◆ YOUR INSTRUCTIONS:
Pull every line containing the word "Beds" from the records.

◆ RECORDS SUPPLIED:
..........
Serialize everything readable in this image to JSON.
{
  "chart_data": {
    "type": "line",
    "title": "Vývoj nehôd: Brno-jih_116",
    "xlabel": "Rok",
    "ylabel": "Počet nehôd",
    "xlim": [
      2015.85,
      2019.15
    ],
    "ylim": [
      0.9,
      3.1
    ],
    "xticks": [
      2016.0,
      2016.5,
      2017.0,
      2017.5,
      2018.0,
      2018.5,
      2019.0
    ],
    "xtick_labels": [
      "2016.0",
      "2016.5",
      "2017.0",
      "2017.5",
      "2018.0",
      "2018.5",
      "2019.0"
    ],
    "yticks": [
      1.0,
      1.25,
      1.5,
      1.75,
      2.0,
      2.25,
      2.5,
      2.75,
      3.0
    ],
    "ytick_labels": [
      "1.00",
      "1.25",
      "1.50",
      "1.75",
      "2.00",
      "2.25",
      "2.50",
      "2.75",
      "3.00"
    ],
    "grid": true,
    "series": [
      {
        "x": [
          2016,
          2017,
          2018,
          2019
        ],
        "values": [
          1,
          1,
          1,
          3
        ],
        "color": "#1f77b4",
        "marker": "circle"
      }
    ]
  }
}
..........
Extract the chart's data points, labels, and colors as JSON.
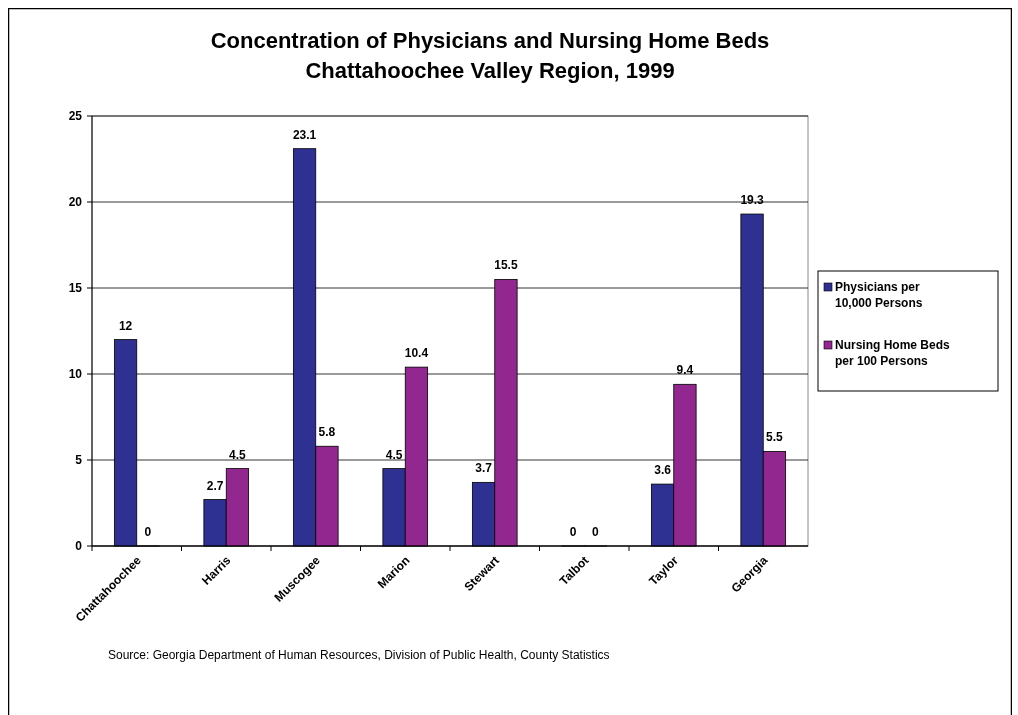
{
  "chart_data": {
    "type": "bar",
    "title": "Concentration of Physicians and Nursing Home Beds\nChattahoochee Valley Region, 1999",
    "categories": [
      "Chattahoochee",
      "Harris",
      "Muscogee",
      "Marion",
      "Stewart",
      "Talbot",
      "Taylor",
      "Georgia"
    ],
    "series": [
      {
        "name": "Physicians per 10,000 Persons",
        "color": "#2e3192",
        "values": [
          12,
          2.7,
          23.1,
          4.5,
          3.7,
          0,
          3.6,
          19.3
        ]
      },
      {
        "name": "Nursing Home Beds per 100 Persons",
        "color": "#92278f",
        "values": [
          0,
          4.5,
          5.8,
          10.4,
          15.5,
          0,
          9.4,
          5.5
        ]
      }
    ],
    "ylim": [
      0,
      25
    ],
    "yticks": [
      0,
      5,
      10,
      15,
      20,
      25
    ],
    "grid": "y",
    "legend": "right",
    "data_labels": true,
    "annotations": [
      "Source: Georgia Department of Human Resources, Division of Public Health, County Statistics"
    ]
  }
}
..........
◆ SOLUTION TO THIS EXERCISE:
    "title": "Concentration of Physicians and Nursing Home Beds\nChattahoochee Valley Region, 1999",
        "name": "Nursing Home Beds per 100 Persons",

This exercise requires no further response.